▶ RECORD EXCERPTS:
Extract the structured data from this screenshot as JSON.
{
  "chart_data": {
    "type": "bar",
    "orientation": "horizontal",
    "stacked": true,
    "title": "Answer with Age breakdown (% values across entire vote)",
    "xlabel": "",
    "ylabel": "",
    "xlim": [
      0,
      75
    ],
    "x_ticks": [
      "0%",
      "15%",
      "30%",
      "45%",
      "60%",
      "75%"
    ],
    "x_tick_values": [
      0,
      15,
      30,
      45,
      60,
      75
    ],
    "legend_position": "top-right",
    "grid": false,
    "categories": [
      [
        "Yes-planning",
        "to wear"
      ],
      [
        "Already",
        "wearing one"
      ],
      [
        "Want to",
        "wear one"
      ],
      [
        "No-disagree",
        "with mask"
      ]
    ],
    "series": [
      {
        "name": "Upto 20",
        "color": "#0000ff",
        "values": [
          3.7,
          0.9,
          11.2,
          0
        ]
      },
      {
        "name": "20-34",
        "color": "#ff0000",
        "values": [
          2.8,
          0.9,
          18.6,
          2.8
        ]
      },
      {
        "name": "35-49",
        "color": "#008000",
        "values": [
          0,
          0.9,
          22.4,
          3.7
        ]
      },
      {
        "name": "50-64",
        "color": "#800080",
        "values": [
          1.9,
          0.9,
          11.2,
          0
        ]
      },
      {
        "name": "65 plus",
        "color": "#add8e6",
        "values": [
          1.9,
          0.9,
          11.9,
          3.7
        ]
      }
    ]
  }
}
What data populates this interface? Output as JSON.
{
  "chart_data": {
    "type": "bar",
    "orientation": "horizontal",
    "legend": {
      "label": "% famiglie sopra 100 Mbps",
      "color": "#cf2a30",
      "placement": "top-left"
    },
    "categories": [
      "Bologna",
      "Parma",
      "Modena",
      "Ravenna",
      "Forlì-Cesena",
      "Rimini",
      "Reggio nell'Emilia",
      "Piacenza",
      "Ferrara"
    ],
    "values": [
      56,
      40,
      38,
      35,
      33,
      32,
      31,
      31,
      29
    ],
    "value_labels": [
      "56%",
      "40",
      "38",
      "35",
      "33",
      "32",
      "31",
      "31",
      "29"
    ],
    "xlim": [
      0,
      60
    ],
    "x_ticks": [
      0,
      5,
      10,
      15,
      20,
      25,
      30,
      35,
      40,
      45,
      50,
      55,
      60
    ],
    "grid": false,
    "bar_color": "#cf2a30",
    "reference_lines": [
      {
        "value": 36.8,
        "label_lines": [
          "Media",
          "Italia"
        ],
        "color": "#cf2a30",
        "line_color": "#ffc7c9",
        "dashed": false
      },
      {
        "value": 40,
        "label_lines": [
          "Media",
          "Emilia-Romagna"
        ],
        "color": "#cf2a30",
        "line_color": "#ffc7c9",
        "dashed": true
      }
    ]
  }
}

▶ WORK TO COMPLETE:
Quote all the records exactly, please, leaving none out.

▶ RIGHT ANSWER:
Extract the structured data from this screenshot as JSON.
{
  "chart_data": {
    "type": "bar",
    "orientation": "horizontal",
    "stacked": true,
    "title": "Answer with Age breakdown (% values across entire vote)",
    "xlabel": "",
    "ylabel": "",
    "xlim": [
      0,
      75
    ],
    "x_ticks": [
      "0%",
      "15%",
      "30%",
      "45%",
      "60%",
      "75%"
    ],
    "x_tick_values": [
      0,
      15,
      30,
      45,
      60,
      75
    ],
    "legend_position": "top-right",
    "grid": false,
    "categories": [
      [
        "Yes-planning",
        "to wear"
      ],
      [
        "Already",
        "wearing one"
      ],
      [
        "Want to",
        "wear one"
      ],
      [
        "No-disagree",
        "with mask"
      ]
    ],
    "series": [
      {
        "name": "Upto 20",
        "color": "#0000ff",
        "values": [
          3.7,
          0.9,
          11.2,
          0
        ]
      },
      {
        "name": "20-34",
        "color": "#ff0000",
        "values": [
          2.8,
          0.9,
          18.6,
          2.8
        ]
      },
      {
        "name": "35-49",
        "color": "#008000",
        "values": [
          0,
          0.9,
          22.4,
          3.7
        ]
      },
      {
        "name": "50-64",
        "color": "#800080",
        "values": [
          1.9,
          0.9,
          11.2,
          0
        ]
      },
      {
        "name": "65 plus",
        "color": "#add8e6",
        "values": [
          1.9,
          0.9,
          11.9,
          3.7
        ]
      }
    ]
  }
}
What data populates this interface? Output as JSON.
{
  "chart_data": {
    "type": "bar",
    "orientation": "horizontal",
    "legend": {
      "label": "% famiglie sopra 100 Mbps",
      "color": "#cf2a30",
      "placement": "top-left"
    },
    "categories": [
      "Bologna",
      "Parma",
      "Modena",
      "Ravenna",
      "Forlì-Cesena",
      "Rimini",
      "Reggio nell'Emilia",
      "Piacenza",
      "Ferrara"
    ],
    "values": [
      56,
      40,
      38,
      35,
      33,
      32,
      31,
      31,
      29
    ],
    "value_labels": [
      "56%",
      "40",
      "38",
      "35",
      "33",
      "32",
      "31",
      "31",
      "29"
    ],
    "xlim": [
      0,
      60
    ],
    "x_ticks": [
      0,
      5,
      10,
      15,
      20,
      25,
      30,
      35,
      40,
      45,
      50,
      55,
      60
    ],
    "grid": false,
    "bar_color": "#cf2a30",
    "reference_lines": [
      {
        "value": 36.8,
        "label_lines": [
          "Media",
          "Italia"
        ],
        "color": "#cf2a30",
        "line_color": "#ffc7c9",
        "dashed": false
      },
      {
        "value": 40,
        "label_lines": [
          "Media",
          "Emilia-Romagna"
        ],
        "color": "#cf2a30",
        "line_color": "#ffc7c9",
        "dashed": true
      }
    ]
  }
}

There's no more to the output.